* [Items]
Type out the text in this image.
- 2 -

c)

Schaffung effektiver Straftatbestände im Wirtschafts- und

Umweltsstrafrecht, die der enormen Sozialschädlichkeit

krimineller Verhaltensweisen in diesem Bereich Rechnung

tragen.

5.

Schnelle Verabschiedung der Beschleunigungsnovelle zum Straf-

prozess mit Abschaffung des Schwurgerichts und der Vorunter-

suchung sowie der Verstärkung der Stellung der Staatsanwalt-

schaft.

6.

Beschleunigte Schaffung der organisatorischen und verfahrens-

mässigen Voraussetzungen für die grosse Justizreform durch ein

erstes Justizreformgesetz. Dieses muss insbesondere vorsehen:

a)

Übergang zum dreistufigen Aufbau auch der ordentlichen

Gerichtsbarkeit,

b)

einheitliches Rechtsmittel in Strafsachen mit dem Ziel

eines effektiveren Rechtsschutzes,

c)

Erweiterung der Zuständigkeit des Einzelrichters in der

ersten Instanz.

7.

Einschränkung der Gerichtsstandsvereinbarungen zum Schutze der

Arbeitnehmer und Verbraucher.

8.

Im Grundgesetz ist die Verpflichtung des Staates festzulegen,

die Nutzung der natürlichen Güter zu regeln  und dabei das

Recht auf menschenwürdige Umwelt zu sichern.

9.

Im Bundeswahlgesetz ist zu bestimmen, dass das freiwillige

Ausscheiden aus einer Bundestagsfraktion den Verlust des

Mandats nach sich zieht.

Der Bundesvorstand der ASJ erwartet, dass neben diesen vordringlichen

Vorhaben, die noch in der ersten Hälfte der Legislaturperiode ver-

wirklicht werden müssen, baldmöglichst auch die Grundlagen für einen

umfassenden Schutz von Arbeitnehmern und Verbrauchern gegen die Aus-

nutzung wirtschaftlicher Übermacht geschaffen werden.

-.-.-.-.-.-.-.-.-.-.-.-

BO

* [Given request]
Using the material above, copy every line in which the string "dass" occurs.

* [Full output]
Im Bundeswahlgesetz ist zu bestimmen, dass das freiwillige
Der Bundesvorstand der ASJ erwartet, dass neben diesen vordringlichen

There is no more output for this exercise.